**Work to be completed**.
Write out the records beneath this line exactly as they appear, minus any images.

**Entries supplied**.
━━━━

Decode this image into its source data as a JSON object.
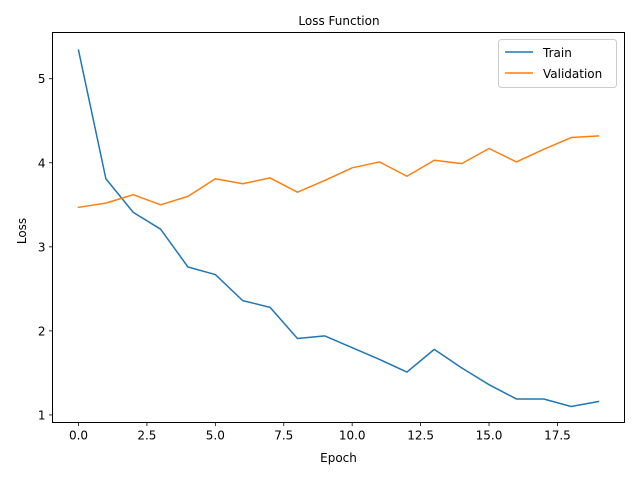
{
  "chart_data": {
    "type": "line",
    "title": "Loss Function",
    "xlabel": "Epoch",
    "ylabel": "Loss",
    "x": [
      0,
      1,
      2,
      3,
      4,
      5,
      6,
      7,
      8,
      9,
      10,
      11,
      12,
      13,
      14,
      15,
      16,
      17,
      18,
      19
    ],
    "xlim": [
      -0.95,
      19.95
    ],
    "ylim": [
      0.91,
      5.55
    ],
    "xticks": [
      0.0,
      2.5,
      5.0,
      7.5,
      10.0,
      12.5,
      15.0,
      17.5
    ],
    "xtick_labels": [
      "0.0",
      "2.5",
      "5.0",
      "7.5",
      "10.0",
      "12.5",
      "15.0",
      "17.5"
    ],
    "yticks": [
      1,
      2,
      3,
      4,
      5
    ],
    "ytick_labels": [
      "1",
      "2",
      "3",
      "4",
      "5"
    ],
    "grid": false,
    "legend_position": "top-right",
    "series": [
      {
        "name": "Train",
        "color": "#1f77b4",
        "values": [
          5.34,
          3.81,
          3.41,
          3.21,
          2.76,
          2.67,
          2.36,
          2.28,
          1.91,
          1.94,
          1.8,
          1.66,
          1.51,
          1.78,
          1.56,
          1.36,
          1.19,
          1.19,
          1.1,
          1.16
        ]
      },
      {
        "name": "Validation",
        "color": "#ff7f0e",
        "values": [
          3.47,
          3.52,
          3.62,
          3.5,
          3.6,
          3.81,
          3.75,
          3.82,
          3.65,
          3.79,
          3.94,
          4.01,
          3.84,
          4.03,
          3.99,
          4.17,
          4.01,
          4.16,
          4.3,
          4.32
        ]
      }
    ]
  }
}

━━━━

**Output of the task**.
Decode this image into its source data as a JSON object.
{
  "chart_data": {
    "type": "line",
    "title": "Loss Function",
    "xlabel": "Epoch",
    "ylabel": "Loss",
    "x": [
      0,
      1,
      2,
      3,
      4,
      5,
      6,
      7,
      8,
      9,
      10,
      11,
      12,
      13,
      14,
      15,
      16,
      17,
      18,
      19
    ],
    "xlim": [
      -0.95,
      19.95
    ],
    "ylim": [
      0.91,
      5.55
    ],
    "xticks": [
      0.0,
      2.5,
      5.0,
      7.5,
      10.0,
      12.5,
      15.0,
      17.5
    ],
    "xtick_labels": [
      "0.0",
      "2.5",
      "5.0",
      "7.5",
      "10.0",
      "12.5",
      "15.0",
      "17.5"
    ],
    "yticks": [
      1,
      2,
      3,
      4,
      5
    ],
    "ytick_labels": [
      "1",
      "2",
      "3",
      "4",
      "5"
    ],
    "grid": false,
    "legend_position": "top-right",
    "series": [
      {
        "name": "Train",
        "color": "#1f77b4",
        "values": [
          5.34,
          3.81,
          3.41,
          3.21,
          2.76,
          2.67,
          2.36,
          2.28,
          1.91,
          1.94,
          1.8,
          1.66,
          1.51,
          1.78,
          1.56,
          1.36,
          1.19,
          1.19,
          1.1,
          1.16
        ]
      },
      {
        "name": "Validation",
        "color": "#ff7f0e",
        "values": [
          3.47,
          3.52,
          3.62,
          3.5,
          3.6,
          3.81,
          3.75,
          3.82,
          3.65,
          3.79,
          3.94,
          4.01,
          3.84,
          4.03,
          3.99,
          4.17,
          4.01,
          4.16,
          4.3,
          4.32
        ]
      }
    ]
  }
}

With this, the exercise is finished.